__Given instruction__:
Output the stretch of records from the line containing "Enumerate the UI" through the line containing "- contour-label: 300: [437, 240, 460, 254]", copying those lines unchanged.
====================
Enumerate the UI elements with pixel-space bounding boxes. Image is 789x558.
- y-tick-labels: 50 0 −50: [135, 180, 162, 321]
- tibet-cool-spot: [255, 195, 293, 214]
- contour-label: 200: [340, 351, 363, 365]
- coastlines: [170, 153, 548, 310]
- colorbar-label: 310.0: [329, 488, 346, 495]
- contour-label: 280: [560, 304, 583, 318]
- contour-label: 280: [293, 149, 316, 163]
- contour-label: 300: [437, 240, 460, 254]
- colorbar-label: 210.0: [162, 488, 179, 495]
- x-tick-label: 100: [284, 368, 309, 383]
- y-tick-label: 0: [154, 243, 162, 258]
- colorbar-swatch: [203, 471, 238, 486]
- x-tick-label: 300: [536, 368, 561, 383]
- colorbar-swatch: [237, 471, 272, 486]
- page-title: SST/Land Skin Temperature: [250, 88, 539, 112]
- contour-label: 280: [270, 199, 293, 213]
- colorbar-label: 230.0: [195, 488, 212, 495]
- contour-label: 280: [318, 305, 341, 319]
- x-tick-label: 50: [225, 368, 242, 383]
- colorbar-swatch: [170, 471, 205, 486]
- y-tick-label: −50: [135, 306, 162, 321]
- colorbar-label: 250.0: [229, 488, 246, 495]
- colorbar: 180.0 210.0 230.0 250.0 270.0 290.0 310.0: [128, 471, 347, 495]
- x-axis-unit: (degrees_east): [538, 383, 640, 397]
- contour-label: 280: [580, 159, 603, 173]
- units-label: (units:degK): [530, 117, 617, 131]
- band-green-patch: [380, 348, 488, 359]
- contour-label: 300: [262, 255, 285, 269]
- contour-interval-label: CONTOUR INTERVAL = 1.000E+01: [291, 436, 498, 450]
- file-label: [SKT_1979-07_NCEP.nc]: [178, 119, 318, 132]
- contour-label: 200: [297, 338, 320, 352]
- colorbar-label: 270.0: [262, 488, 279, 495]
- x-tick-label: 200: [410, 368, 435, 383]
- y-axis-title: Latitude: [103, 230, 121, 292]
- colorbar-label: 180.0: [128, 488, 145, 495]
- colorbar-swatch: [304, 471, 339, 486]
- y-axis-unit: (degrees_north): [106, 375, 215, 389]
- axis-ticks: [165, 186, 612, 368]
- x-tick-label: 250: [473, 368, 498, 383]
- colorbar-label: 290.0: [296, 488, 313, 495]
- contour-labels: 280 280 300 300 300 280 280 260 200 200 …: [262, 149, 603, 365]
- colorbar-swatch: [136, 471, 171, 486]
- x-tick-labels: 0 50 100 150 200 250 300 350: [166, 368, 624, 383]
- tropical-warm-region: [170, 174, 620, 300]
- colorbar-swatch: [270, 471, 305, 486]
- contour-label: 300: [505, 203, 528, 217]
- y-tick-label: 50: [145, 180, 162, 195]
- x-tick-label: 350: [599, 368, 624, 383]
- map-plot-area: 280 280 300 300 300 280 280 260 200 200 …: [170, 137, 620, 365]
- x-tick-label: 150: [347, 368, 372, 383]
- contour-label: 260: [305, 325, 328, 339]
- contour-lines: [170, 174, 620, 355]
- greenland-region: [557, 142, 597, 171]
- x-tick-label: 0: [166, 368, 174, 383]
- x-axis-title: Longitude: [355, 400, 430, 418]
====================
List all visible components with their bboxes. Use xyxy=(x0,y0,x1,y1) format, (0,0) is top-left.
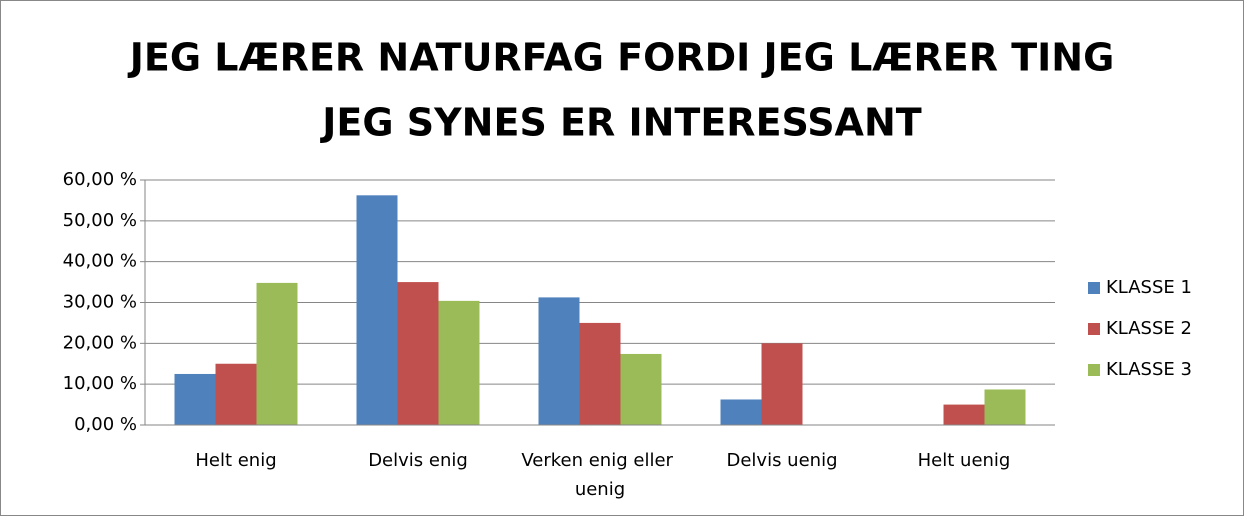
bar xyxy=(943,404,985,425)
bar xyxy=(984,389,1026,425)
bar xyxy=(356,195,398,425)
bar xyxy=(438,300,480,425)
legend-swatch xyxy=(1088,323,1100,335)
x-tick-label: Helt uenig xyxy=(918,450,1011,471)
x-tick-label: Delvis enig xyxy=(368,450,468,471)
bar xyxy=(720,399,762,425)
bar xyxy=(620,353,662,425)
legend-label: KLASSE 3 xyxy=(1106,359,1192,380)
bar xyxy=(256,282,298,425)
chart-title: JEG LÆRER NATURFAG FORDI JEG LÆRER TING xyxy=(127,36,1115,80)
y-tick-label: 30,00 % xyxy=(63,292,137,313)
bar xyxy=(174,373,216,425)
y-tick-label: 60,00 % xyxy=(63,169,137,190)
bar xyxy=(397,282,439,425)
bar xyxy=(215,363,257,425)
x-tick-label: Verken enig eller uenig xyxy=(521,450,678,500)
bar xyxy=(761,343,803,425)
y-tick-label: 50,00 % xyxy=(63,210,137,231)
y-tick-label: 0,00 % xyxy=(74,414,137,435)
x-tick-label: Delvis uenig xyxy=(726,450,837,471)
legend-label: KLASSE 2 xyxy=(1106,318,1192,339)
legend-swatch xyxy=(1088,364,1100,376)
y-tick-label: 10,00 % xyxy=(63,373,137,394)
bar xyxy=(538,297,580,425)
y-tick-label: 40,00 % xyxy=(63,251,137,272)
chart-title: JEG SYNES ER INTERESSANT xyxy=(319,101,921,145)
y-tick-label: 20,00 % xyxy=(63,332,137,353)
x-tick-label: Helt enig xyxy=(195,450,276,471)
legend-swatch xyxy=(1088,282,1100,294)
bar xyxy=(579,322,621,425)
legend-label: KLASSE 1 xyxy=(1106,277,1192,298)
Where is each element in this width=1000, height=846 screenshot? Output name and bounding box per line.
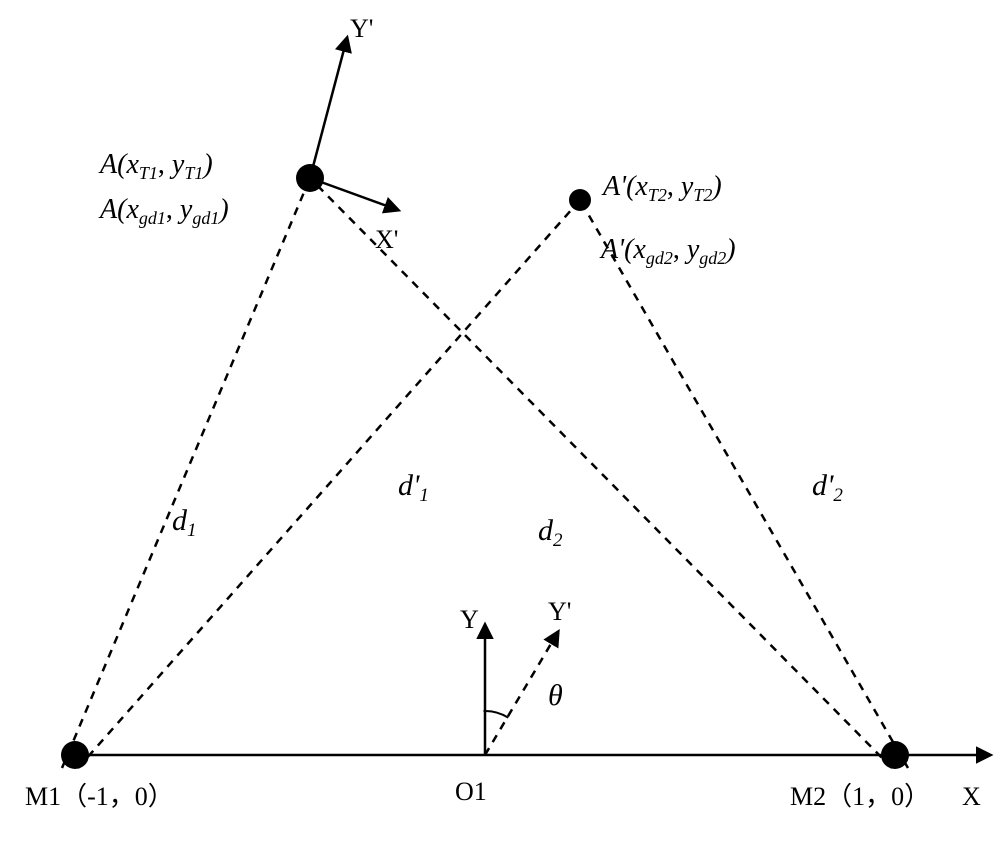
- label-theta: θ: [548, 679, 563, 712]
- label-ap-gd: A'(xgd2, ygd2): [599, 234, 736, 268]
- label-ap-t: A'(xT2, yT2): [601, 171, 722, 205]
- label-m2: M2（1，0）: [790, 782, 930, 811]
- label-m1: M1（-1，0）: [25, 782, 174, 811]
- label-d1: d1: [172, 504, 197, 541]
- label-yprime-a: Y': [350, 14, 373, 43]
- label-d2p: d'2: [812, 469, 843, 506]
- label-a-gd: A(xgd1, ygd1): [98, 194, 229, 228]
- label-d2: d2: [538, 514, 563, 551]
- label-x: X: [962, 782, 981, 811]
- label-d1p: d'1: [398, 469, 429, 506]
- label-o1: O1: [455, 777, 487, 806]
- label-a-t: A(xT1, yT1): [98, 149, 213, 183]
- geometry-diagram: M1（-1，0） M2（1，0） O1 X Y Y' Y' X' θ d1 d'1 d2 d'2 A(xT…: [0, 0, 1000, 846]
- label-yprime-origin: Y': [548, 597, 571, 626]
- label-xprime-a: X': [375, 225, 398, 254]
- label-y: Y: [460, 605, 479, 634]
====================
__Result of the exercise__:
Enumerate the UI elements with pixel-space bounding boxes. Image is 789x558.
- y-tick-labels: 50 0 −50: [135, 180, 162, 321]
- tibet-cool-spot: [255, 195, 293, 214]
- contour-label: 200: [340, 351, 363, 365]
- coastlines: [170, 153, 548, 310]
- colorbar-label: 310.0: [329, 488, 346, 495]
- contour-label: 280: [560, 304, 583, 318]
- contour-label: 280: [293, 149, 316, 163]
- contour-label: 300: [437, 240, 460, 254]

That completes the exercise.